▸ **Data items**
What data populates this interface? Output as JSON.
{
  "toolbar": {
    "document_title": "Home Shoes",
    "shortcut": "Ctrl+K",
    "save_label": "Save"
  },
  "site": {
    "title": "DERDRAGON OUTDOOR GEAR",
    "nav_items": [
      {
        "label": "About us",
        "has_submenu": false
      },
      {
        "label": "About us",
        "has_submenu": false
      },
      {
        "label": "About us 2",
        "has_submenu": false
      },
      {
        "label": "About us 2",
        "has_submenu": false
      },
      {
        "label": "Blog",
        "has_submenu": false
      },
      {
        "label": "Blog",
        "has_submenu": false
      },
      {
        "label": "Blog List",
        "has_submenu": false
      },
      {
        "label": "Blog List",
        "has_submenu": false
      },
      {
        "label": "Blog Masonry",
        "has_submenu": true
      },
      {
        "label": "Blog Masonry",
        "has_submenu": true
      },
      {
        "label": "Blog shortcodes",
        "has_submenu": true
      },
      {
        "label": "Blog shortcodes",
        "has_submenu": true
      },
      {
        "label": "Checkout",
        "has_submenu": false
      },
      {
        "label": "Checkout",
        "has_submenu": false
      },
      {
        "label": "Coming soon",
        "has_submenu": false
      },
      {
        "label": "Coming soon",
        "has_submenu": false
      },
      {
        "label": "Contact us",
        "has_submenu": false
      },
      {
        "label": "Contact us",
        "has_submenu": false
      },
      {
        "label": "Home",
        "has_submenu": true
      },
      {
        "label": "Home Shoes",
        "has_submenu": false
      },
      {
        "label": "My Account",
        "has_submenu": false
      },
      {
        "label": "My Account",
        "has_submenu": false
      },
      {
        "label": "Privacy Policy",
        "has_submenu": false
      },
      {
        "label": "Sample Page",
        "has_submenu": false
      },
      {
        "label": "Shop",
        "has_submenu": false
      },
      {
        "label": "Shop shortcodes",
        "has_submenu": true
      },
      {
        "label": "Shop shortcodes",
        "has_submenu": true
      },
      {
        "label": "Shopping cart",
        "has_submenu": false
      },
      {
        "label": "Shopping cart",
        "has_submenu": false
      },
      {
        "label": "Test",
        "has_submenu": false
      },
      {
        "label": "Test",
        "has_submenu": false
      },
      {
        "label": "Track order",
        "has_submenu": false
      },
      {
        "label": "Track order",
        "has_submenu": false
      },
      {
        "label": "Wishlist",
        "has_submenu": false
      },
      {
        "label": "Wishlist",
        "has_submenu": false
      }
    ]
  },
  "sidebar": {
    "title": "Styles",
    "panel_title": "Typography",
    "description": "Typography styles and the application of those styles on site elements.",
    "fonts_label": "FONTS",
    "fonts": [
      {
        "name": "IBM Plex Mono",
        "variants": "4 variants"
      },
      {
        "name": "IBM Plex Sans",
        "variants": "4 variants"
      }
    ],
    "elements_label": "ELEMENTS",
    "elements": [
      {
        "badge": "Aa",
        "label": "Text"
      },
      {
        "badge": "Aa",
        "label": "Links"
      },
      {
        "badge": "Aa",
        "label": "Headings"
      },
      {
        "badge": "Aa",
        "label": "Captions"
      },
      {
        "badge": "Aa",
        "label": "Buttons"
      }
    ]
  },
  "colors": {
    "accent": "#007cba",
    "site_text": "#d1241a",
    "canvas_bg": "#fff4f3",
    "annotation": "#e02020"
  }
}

▸ **Problem**
From the records above, extract everything verbatim.

▸ **Full output**
What data populates this interface? Output as JSON.
{
  "toolbar": {
    "document_title": "Home Shoes",
    "shortcut": "Ctrl+K",
    "save_label": "Save"
  },
  "site": {
    "title": "DERDRAGON OUTDOOR GEAR",
    "nav_items": [
      {
        "label": "About us",
        "has_submenu": false
      },
      {
        "label": "About us",
        "has_submenu": false
      },
      {
        "label": "About us 2",
        "has_submenu": false
      },
      {
        "label": "About us 2",
        "has_submenu": false
      },
      {
        "label": "Blog",
        "has_submenu": false
      },
      {
        "label": "Blog",
        "has_submenu": false
      },
      {
        "label": "Blog List",
        "has_submenu": false
      },
      {
        "label": "Blog List",
        "has_submenu": false
      },
      {
        "label": "Blog Masonry",
        "has_submenu": true
      },
      {
        "label": "Blog Masonry",
        "has_submenu": true
      },
      {
        "label": "Blog shortcodes",
        "has_submenu": true
      },
      {
        "label": "Blog shortcodes",
        "has_submenu": true
      },
      {
        "label": "Checkout",
        "has_submenu": false
      },
      {
        "label": "Checkout",
        "has_submenu": false
      },
      {
        "label": "Coming soon",
        "has_submenu": false
      },
      {
        "label": "Coming soon",
        "has_submenu": false
      },
      {
        "label": "Contact us",
        "has_submenu": false
      },
      {
        "label": "Contact us",
        "has_submenu": false
      },
      {
        "label": "Home",
        "has_submenu": true
      },
      {
        "label": "Home Shoes",
        "has_submenu": false
      },
      {
        "label": "My Account",
        "has_submenu": false
      },
      {
        "label": "My Account",
        "has_submenu": false
      },
      {
        "label": "Privacy Policy",
        "has_submenu": false
      },
      {
        "label": "Sample Page",
        "has_submenu": false
      },
      {
        "label": "Shop",
        "has_submenu": false
      },
      {
        "label": "Shop shortcodes",
        "has_submenu": true
      },
      {
        "label": "Shop shortcodes",
        "has_submenu": true
      },
      {
        "label": "Shopping cart",
        "has_submenu": false
      },
      {
        "label": "Shopping cart",
        "has_submenu": false
      },
      {
        "label": "Test",
        "has_submenu": false
      },
      {
        "label": "Test",
        "has_submenu": false
      },
      {
        "label": "Track order",
        "has_submenu": false
      },
      {
        "label": "Track order",
        "has_submenu": false
      },
      {
        "label": "Wishlist",
        "has_submenu": false
      },
      {
        "label": "Wishlist",
        "has_submenu": false
      }
    ]
  },
  "sidebar": {
    "title": "Styles",
    "panel_title": "Typography",
    "description": "Typography styles and the application of those styles on site elements.",
    "fonts_label": "FONTS",
    "fonts": [
      {
        "name": "IBM Plex Mono",
        "variants": "4 variants"
      },
      {
        "name": "IBM Plex Sans",
        "variants": "4 variants"
      }
    ],
    "elements_label": "ELEMENTS",
    "elements": [
      {
        "badge": "Aa",
        "label": "Text"
      },
      {
        "badge": "Aa",
        "label": "Links"
      },
      {
        "badge": "Aa",
        "label": "Headings"
      },
      {
        "badge": "Aa",
        "label": "Captions"
      },
      {
        "badge": "Aa",
        "label": "Buttons"
      }
    ]
  },
  "colors": {
    "accent": "#007cba",
    "site_text": "#d1241a",
    "canvas_bg": "#fff4f3",
    "annotation": "#e02020"
  }
}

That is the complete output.